------ Document ------

Words from the Editor’s Desk

Years ago a local newspaper columnist I knew would do a story annually on bad behavior at concerts. It was a popular column and the feedback from readers with their own horror stories would make you laugh & cringe. Last night I was at a sold out show at witnessed this bad behavior in action once again. In honor, and homage to my friend Mark Brown, I give you the modern take on live music concert etiquette.
 
                When going to a concert we are all seeking the same thing: to have fun. The band is there for that. The audience is there for that. The problem is some people’s idea of fun, is not always the same as everyone else’s. Your behavior can, at a minimum, be considered rude, and, at a maximum, be illegal and enough to get you tossed from the venue. Here are the DO’s and DON’T’s of concerts:
1.       DON’T sing every word to every song that the band is playing. They already know the words, and the people around paid to hear the band sing, not you.
2.       DO sing to the band when they ask everyone to sing along.
3.       DON’T scream out band members names at any opportunity. They know their own names and don’t need you to remind them.
4.       DO scream & clap appreciation for solos, and songs with the rest of the audience.
5.       DON’T talk through the band’s set. If you want to talk, go outside the venue or someplace where you don’t interfere with the rest of the audience. This is true of the opening act, or anyone who is performing. People paid to hear these people NOT you.
6.       DON’T scream “Freebird” or any of the other usual song requests. The band has a set list. Some may ask for audience participation, but drunkenly screaming out something they NEVER play does not win you points.

------ Dataset extract ------

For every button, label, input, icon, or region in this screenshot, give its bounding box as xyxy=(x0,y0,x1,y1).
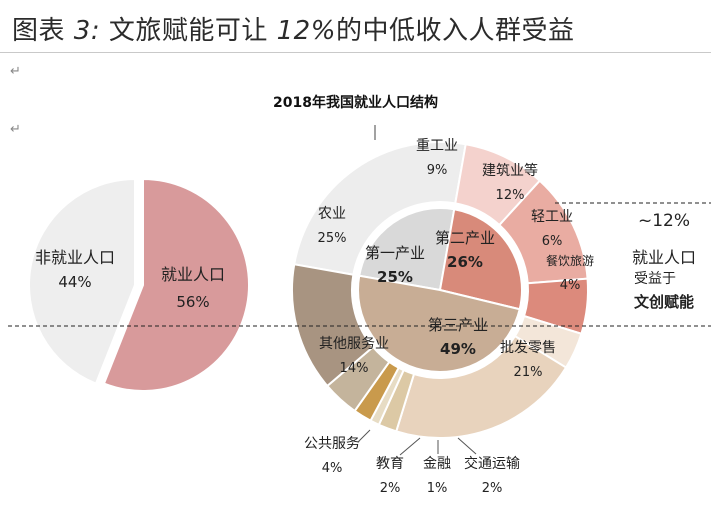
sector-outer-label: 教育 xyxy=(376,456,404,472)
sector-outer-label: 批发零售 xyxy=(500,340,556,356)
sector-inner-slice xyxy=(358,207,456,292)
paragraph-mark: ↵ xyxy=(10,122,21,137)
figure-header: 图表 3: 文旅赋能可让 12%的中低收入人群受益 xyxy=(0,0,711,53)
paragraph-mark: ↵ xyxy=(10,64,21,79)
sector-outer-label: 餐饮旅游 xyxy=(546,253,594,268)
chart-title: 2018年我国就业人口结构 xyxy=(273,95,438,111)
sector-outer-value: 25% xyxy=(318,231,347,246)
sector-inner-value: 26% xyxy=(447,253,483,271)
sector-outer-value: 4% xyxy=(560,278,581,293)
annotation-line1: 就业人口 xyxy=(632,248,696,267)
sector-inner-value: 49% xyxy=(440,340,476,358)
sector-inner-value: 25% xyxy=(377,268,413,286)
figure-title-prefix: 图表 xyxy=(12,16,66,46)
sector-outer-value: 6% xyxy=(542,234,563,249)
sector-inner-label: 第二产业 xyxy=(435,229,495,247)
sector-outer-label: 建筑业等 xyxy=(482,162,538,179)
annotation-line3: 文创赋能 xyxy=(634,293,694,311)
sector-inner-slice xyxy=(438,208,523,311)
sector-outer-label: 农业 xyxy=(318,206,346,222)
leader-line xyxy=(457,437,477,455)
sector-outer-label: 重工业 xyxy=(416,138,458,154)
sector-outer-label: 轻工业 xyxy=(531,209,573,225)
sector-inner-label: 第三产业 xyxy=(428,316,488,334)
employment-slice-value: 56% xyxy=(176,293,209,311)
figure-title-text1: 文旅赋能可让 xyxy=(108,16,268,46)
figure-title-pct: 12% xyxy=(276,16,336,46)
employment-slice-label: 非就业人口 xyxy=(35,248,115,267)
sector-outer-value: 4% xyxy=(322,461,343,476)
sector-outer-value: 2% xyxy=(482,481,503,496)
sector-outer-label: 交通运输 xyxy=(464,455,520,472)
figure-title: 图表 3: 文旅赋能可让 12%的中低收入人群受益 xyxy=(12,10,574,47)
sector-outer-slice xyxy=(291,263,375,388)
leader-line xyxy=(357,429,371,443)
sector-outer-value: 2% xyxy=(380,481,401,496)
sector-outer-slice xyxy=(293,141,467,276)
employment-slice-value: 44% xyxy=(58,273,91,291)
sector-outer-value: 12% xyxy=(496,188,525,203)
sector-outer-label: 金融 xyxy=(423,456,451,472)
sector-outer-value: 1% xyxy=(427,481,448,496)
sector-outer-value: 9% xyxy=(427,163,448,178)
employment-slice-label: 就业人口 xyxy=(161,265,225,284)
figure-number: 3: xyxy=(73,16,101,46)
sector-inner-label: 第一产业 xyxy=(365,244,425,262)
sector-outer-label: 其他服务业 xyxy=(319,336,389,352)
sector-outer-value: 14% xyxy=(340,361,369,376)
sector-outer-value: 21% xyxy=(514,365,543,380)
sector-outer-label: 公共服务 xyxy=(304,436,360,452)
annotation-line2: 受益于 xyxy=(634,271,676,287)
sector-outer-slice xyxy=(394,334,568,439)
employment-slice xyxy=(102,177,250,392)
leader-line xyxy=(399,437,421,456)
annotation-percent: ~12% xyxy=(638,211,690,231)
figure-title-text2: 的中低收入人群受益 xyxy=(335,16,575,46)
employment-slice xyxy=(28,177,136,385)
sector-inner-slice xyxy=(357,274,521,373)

------

■ **Problem requirements**
Summarize the concert etiquette column in two sentences.

■ **Task response**
Recalling a friend's yearly newspaper column on bad behavior at concerts and a recent sold-out show where such behavior appeared again, the writer presents a modern take on concert etiquette, noting that everyone attends to have fun but some people's idea of fun differs from everyone else's. The list advises against singing every word, screaming band members' names, talking through any performer's set, and shouting requests like "Freebird," while encouraging singing along when the band asks and cheering solos and songs with the rest of the audience.